Take each line containing "加强饮用水源地保护" and report it exactly as written.

********************

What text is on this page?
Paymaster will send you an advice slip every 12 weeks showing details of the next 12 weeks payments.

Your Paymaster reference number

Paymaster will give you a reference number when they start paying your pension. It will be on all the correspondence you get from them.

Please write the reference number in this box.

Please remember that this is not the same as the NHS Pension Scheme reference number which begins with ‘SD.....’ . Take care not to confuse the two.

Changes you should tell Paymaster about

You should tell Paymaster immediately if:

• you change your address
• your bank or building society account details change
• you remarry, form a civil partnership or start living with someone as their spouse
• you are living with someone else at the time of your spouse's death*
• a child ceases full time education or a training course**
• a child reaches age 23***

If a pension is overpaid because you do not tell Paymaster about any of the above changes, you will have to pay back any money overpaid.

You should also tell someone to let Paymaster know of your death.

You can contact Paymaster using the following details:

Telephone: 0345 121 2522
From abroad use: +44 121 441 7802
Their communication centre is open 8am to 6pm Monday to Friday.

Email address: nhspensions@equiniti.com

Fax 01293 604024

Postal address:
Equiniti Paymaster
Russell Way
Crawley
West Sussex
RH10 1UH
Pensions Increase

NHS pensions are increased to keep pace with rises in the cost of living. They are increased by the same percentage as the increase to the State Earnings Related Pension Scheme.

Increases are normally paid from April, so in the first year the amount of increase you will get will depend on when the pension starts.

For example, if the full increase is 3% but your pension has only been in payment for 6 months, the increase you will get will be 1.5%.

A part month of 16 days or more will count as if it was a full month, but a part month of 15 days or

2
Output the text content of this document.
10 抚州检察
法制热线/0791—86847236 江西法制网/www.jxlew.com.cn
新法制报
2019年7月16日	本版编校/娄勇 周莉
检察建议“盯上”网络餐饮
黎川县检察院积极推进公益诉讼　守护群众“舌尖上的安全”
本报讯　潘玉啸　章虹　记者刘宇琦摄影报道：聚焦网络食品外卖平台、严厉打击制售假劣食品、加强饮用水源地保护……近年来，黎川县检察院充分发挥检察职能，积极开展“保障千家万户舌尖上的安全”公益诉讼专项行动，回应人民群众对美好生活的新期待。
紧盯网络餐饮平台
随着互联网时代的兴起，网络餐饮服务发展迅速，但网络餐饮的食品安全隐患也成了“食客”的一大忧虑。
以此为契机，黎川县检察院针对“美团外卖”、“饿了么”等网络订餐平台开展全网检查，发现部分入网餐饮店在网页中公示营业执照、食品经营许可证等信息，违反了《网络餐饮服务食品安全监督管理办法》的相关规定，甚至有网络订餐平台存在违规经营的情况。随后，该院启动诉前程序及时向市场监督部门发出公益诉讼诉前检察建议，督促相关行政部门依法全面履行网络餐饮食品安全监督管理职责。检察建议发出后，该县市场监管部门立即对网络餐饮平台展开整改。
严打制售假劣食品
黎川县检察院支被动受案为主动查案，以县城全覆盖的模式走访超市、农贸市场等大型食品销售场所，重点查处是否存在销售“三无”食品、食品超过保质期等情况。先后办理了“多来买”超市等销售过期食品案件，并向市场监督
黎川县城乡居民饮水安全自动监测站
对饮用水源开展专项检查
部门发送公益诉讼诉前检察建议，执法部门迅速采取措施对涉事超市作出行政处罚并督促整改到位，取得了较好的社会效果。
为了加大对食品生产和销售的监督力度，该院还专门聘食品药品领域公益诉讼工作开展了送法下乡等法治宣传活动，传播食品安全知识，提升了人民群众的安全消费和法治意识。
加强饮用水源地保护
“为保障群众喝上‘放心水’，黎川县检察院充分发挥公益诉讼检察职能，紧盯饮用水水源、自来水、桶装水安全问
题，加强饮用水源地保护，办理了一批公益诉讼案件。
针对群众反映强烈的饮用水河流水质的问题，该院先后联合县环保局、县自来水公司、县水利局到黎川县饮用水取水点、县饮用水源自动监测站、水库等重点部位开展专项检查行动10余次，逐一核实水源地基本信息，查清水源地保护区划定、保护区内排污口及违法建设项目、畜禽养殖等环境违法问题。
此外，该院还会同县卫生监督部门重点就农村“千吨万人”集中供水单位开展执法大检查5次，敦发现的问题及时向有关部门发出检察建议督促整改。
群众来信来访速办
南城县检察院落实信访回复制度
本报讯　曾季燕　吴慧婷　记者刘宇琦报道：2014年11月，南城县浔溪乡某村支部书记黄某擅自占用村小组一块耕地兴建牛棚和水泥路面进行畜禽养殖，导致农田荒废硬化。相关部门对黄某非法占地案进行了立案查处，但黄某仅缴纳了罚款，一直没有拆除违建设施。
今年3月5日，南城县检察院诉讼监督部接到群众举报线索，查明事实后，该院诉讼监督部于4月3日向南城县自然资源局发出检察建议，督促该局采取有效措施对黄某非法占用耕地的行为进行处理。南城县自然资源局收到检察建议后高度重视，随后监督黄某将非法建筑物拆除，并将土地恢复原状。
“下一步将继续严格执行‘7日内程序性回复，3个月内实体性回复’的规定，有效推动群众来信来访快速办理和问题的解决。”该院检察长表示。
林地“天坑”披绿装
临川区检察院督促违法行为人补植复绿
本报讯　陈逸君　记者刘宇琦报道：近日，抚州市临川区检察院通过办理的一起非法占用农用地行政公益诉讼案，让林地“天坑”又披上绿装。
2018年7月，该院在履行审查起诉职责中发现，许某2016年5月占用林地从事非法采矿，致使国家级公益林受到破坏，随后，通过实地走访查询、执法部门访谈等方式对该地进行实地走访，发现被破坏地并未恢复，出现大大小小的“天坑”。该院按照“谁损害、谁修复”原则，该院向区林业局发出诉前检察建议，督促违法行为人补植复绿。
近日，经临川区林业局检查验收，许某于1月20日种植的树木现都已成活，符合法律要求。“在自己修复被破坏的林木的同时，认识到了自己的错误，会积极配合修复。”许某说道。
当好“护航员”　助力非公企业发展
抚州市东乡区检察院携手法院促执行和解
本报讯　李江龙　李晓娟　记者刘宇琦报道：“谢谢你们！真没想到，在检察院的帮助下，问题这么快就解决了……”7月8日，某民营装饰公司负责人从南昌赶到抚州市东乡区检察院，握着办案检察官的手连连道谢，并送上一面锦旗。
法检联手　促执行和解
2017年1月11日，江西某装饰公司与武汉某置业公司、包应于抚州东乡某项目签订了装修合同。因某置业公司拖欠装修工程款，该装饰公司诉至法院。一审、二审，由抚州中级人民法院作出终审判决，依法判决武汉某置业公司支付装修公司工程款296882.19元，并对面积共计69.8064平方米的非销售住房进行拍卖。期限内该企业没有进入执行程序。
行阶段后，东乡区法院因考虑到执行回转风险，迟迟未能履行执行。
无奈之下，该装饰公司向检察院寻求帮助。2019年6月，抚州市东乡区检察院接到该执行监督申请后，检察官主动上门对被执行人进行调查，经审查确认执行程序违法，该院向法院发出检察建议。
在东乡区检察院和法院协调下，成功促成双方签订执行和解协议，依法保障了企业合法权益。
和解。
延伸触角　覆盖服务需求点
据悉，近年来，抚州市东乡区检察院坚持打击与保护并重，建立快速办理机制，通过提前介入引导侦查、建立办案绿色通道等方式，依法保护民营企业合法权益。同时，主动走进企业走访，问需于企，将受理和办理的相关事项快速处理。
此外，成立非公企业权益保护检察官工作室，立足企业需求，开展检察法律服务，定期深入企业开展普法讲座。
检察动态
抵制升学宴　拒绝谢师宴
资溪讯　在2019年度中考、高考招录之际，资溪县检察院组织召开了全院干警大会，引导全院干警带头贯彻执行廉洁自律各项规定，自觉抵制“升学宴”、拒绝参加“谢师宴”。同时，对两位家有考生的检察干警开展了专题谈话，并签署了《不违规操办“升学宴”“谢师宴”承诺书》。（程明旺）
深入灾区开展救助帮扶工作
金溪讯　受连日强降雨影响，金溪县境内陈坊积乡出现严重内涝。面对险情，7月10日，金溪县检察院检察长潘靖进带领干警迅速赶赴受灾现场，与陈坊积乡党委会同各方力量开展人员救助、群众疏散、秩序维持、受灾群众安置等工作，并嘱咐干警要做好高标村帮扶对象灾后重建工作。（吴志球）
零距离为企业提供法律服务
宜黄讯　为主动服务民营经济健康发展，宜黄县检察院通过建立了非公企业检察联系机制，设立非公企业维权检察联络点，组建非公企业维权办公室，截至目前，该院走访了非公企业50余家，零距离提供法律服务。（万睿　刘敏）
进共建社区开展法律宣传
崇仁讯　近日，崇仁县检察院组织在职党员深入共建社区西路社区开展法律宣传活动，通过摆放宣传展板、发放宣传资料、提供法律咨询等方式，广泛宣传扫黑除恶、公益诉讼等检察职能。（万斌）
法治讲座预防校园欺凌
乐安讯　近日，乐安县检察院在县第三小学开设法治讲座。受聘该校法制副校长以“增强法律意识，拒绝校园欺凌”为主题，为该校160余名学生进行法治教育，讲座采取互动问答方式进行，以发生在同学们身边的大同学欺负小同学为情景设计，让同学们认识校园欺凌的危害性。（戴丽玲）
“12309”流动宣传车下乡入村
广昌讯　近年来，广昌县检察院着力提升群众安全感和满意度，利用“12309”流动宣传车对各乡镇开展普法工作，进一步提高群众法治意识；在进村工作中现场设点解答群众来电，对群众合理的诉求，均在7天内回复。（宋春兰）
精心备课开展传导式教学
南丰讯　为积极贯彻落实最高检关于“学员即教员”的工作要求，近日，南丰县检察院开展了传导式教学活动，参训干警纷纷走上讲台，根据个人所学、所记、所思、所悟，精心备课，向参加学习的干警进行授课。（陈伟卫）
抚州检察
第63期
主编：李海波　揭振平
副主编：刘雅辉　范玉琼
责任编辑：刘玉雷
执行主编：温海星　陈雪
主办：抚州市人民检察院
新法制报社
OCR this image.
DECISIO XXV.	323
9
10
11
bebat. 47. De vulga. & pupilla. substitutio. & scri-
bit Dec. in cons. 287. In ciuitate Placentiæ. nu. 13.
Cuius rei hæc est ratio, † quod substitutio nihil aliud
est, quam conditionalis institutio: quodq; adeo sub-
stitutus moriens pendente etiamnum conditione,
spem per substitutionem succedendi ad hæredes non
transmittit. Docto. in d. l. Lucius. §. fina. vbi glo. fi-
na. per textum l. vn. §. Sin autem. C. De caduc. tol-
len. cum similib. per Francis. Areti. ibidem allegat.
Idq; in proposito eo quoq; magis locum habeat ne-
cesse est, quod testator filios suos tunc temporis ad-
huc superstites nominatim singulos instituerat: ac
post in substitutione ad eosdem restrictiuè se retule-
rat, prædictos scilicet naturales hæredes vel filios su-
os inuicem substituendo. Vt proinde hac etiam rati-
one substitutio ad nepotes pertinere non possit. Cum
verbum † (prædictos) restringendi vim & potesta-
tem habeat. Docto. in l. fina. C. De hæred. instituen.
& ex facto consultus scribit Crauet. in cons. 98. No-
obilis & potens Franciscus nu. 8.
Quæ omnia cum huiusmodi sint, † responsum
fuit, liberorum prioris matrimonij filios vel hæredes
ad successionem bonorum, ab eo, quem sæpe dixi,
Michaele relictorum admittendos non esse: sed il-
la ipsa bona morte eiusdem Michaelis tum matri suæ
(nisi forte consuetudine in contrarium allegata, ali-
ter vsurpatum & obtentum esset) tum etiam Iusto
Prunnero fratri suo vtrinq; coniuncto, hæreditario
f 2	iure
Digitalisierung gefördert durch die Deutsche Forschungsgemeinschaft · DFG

********************

* [SOLUTION TO THIS TASK]:
本报讯　潘玉啸　章虹　记者刘宇琦摄影报道：聚焦网络食品外卖平台、严厉打击制售假劣食品、加强饮用水源地保护……近年来，黎川县检察院充分发挥检察职能，积极开展“保障千家万户舌尖上的安全”公益诉讼专项行动，回应人民群众对美好生活的新期待。
加强饮用水源地保护
题，加强饮用水源地保护，办理了一批公益诉讼案件。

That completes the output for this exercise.